→ Extracted text

"""

In [1]:
import pandas as pd
import os
from wmfdata.spark import get_session

In [2]:
# We use wmfdata boilerplate to init a spark session.
# Under the hood the library uses findspark to initialise
# Spark's environment. pyspark imports will be available 
# after initialisation
spark = get_session(type='regular', app_name="ImageRec Training")
import pyspark
import pyspark.sql

PySpark executors will use /usr/lib/anaconda-wmf/bin/python3.


In [3]:
# This assumes we have a file called babel.commonswiki.20210816.csv in hadoop, which is a dump (via quarry) of the `babel` table in commonswiki
sdf = spark.read.csv('babel.commonswiki.20210816.csv').toDF("user_id", "lang", "lang_level")
sdf.createOrReplaceTempView('babel')

In [4]:
lang = 'ru'
# Assumes that the follwing files are available in hadoop
# {{lang}}.unillustrated.csv - a csv containing unillustrated articles for the wiki, with page id in the first column and page title in the second
# {{lang}}.suggested.csv - a csv containing suggested images for unillustrated articles in the wiki, a single column containing page title

In [76]:
# Count 
# - unillustrated articles with suggested images, and their watchers, on {{lang}}wiki

sdf = spark.read.csv(lang + '.unillustrated.csv').toDF("page_id", "page_title")
sdf.createOrReplaceTempView('unillustrated')
query = """
 SELECT count(DISTINCT unillustrated.page_title), count(DISTINCT wl_user)

"""

→ Required work
Reproduce word for word the stretch of the notebook above from "sdf.createOrReplaceTempView('babel')" through "sdf.createOrReplaceTempView('unillustrated')".

→ Records
"""

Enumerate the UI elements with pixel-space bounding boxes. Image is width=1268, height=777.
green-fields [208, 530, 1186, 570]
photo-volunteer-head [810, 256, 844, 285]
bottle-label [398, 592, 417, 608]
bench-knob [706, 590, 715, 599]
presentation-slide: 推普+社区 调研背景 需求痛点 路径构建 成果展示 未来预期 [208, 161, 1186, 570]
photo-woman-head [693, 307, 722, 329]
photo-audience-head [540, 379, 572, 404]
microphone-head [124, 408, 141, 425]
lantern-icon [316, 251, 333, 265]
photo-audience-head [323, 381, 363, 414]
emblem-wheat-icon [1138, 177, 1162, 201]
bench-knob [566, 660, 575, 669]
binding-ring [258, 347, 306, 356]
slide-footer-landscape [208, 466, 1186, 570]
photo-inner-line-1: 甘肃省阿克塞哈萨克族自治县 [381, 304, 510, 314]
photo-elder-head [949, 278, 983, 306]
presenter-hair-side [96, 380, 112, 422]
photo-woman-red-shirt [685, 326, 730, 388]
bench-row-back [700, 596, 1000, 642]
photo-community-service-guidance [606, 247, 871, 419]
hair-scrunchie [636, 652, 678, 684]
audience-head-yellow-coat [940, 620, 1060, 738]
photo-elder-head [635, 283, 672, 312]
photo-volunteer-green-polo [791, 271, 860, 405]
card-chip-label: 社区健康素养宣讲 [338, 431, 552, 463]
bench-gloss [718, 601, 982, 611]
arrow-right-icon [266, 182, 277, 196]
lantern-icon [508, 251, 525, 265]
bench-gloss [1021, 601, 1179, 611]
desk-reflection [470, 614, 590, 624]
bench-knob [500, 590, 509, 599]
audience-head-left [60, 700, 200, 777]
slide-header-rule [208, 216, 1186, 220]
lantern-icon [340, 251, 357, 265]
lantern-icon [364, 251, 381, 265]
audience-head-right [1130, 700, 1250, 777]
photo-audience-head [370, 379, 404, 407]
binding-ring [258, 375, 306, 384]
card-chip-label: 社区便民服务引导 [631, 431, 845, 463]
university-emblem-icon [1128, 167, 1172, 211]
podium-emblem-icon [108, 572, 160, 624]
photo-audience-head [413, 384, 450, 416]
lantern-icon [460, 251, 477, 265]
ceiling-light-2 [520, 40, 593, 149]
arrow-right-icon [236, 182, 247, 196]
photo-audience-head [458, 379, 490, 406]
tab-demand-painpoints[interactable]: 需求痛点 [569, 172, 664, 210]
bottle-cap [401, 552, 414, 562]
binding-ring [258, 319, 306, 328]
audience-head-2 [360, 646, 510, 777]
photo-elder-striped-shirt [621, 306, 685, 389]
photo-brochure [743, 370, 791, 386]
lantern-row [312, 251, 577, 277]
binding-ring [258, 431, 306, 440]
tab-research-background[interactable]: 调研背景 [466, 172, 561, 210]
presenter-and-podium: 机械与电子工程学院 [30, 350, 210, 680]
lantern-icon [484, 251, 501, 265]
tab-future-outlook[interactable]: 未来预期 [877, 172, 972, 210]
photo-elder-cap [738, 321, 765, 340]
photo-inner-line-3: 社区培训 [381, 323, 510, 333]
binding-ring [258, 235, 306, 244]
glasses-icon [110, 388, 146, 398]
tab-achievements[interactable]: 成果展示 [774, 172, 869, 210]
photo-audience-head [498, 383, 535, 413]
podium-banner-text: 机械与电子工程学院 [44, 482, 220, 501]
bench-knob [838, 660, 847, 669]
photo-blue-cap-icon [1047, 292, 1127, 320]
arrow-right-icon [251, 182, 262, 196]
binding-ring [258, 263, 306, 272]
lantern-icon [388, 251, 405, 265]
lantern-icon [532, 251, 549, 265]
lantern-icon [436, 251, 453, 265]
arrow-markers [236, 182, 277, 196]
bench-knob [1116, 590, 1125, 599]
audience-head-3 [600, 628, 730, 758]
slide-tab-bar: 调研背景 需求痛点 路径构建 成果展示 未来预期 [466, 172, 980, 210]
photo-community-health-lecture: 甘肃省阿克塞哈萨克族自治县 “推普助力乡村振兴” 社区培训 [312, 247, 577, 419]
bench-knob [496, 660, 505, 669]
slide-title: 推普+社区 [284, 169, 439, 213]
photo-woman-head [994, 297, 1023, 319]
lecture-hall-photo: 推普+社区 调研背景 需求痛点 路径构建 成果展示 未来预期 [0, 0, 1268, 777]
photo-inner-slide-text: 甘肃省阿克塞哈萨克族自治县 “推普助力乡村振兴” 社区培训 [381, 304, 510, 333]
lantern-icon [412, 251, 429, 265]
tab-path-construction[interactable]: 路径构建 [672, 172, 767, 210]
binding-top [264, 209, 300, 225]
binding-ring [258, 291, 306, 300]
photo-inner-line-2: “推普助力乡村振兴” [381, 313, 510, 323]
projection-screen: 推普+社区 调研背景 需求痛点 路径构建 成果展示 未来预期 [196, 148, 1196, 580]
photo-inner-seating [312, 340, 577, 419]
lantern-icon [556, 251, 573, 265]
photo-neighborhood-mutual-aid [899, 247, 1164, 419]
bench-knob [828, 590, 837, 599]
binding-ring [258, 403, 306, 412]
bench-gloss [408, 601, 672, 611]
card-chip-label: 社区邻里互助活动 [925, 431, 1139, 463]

"""

→ Correct answer
sdf.createOrReplaceTempView('babel')

In [4]:
lang = 'ru'
# Assumes that the follwing files are available in hadoop
# {{lang}}.unillustrated.csv - a csv containing unillustrated articles for the wiki, with page id in the first column and page title in the second
# {{lang}}.suggested.csv - a csv containing suggested images for unillustrated articles in the wiki, a single column containing page title

In [76]:
# Count 
# - unillustrated articles with suggested images, and their watchers, on {{lang}}wiki

sdf = spark.read.csv(lang + '.unillustrated.csv').toDF("page_id", "page_title")
sdf.createOrReplaceTempView('unillustrated')